Extracts from a graphics dataset:
──────

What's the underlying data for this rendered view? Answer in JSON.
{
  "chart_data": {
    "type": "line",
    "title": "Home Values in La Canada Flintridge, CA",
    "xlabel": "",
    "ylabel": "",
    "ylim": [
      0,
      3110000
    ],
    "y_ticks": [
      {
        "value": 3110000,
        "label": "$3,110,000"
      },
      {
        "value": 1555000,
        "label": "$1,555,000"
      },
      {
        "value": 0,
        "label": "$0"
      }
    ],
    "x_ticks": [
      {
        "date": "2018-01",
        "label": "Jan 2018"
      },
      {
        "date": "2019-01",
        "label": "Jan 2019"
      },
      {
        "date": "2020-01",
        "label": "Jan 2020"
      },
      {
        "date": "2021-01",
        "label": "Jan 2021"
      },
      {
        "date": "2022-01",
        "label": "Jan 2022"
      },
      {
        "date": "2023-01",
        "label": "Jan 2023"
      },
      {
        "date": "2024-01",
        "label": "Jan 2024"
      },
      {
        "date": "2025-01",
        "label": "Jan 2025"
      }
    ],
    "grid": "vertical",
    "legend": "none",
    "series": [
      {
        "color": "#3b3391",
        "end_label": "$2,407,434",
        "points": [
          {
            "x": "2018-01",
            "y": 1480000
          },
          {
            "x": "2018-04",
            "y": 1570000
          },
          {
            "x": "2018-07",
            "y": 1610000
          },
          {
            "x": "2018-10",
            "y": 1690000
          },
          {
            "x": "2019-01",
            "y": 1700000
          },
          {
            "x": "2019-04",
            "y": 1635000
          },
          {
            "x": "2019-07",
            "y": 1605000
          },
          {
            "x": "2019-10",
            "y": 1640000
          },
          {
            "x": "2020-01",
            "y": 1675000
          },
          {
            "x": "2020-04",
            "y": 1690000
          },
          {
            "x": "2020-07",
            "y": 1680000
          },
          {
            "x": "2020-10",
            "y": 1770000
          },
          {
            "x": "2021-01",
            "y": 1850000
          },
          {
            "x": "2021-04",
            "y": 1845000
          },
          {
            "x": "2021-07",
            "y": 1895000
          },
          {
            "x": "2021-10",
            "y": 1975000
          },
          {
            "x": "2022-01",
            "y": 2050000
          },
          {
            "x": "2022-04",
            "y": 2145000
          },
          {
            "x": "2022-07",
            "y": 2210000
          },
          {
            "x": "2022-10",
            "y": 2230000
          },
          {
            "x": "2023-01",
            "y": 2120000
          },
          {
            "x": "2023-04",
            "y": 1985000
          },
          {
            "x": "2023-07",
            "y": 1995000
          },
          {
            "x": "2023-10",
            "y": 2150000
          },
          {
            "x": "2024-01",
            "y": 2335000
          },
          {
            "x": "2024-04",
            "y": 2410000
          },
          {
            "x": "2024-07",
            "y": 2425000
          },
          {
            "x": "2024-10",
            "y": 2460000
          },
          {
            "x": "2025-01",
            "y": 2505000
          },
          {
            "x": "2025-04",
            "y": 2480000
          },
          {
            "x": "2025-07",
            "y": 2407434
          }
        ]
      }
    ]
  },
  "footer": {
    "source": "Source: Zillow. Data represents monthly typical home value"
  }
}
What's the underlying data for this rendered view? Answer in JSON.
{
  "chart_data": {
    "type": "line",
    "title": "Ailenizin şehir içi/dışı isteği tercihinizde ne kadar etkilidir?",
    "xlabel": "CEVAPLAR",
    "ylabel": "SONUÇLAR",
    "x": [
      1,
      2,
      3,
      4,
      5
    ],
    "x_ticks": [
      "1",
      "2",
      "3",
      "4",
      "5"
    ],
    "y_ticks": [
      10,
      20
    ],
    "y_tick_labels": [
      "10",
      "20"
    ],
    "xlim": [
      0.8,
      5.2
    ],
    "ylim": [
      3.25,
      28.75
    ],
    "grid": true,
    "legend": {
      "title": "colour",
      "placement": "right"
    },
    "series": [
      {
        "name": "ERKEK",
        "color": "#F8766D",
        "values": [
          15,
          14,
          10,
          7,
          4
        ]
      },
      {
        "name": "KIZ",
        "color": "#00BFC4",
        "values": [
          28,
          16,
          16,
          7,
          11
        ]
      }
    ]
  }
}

──────

## TASK
Recopy the entries above in their entirety, exactly.

## RESULT OF THE TASK
What's the underlying data for this rendered view? Answer in JSON.
{
  "chart_data": {
    "type": "line",
    "title": "Home Values in La Canada Flintridge, CA",
    "xlabel": "",
    "ylabel": "",
    "ylim": [
      0,
      3110000
    ],
    "y_ticks": [
      {
        "value": 3110000,
        "label": "$3,110,000"
      },
      {
        "value": 1555000,
        "label": "$1,555,000"
      },
      {
        "value": 0,
        "label": "$0"
      }
    ],
    "x_ticks": [
      {
        "date": "2018-01",
        "label": "Jan 2018"
      },
      {
        "date": "2019-01",
        "label": "Jan 2019"
      },
      {
        "date": "2020-01",
        "label": "Jan 2020"
      },
      {
        "date": "2021-01",
        "label": "Jan 2021"
      },
      {
        "date": "2022-01",
        "label": "Jan 2022"
      },
      {
        "date": "2023-01",
        "label": "Jan 2023"
      },
      {
        "date": "2024-01",
        "label": "Jan 2024"
      },
      {
        "date": "2025-01",
        "label": "Jan 2025"
      }
    ],
    "grid": "vertical",
    "legend": "none",
    "series": [
      {
        "color": "#3b3391",
        "end_label": "$2,407,434",
        "points": [
          {
            "x": "2018-01",
            "y": 1480000
          },
          {
            "x": "2018-04",
            "y": 1570000
          },
          {
            "x": "2018-07",
            "y": 1610000
          },
          {
            "x": "2018-10",
            "y": 1690000
          },
          {
            "x": "2019-01",
            "y": 1700000
          },
          {
            "x": "2019-04",
            "y": 1635000
          },
          {
            "x": "2019-07",
            "y": 1605000
          },
          {
            "x": "2019-10",
            "y": 1640000
          },
          {
            "x": "2020-01",
            "y": 1675000
          },
          {
            "x": "2020-04",
            "y": 1690000
          },
          {
            "x": "2020-07",
            "y": 1680000
          },
          {
            "x": "2020-10",
            "y": 1770000
          },
          {
            "x": "2021-01",
            "y": 1850000
          },
          {
            "x": "2021-04",
            "y": 1845000
          },
          {
            "x": "2021-07",
            "y": 1895000
          },
          {
            "x": "2021-10",
            "y": 1975000
          },
          {
            "x": "2022-01",
            "y": 2050000
          },
          {
            "x": "2022-04",
            "y": 2145000
          },
          {
            "x": "2022-07",
            "y": 2210000
          },
          {
            "x": "2022-10",
            "y": 2230000
          },
          {
            "x": "2023-01",
            "y": 2120000
          },
          {
            "x": "2023-04",
            "y": 1985000
          },
          {
            "x": "2023-07",
            "y": 1995000
          },
          {
            "x": "2023-10",
            "y": 2150000
          },
          {
            "x": "2024-01",
            "y": 2335000
          },
          {
            "x": "2024-04",
            "y": 2410000
          },
          {
            "x": "2024-07",
            "y": 2425000
          },
          {
            "x": "2024-10",
            "y": 2460000
          },
          {
            "x": "2025-01",
            "y": 2505000
          },
          {
            "x": "2025-04",
            "y": 2480000
          },
          {
            "x": "2025-07",
            "y": 2407434
          }
        ]
      }
    ]
  },
  "footer": {
    "source": "Source: Zillow. Data represents monthly typical home value"
  }
}
What's the underlying data for this rendered view? Answer in JSON.
{
  "chart_data": {
    "type": "line",
    "title": "Ailenizin şehir içi/dışı isteği tercihinizde ne kadar etkilidir?",
    "xlabel": "CEVAPLAR",
    "ylabel": "SONUÇLAR",
    "x": [
      1,
      2,
      3,
      4,
      5
    ],
    "x_ticks": [
      "1",
      "2",
      "3",
      "4",
      "5"
    ],
    "y_ticks": [
      10,
      20
    ],
    "y_tick_labels": [
      "10",
      "20"
    ],
    "xlim": [
      0.8,
      5.2
    ],
    "ylim": [
      3.25,
      28.75
    ],
    "grid": true,
    "legend": {
      "title": "colour",
      "placement": "right"
    },
    "series": [
      {
        "name": "ERKEK",
        "color": "#F8766D",
        "values": [
          15,
          14,
          10,
          7,
          4
        ]
      },
      {
        "name": "KIZ",
        "color": "#00BFC4",
        "values": [
          28,
          16,
          16,
          7,
          11
        ]
      }
    ]
  }
}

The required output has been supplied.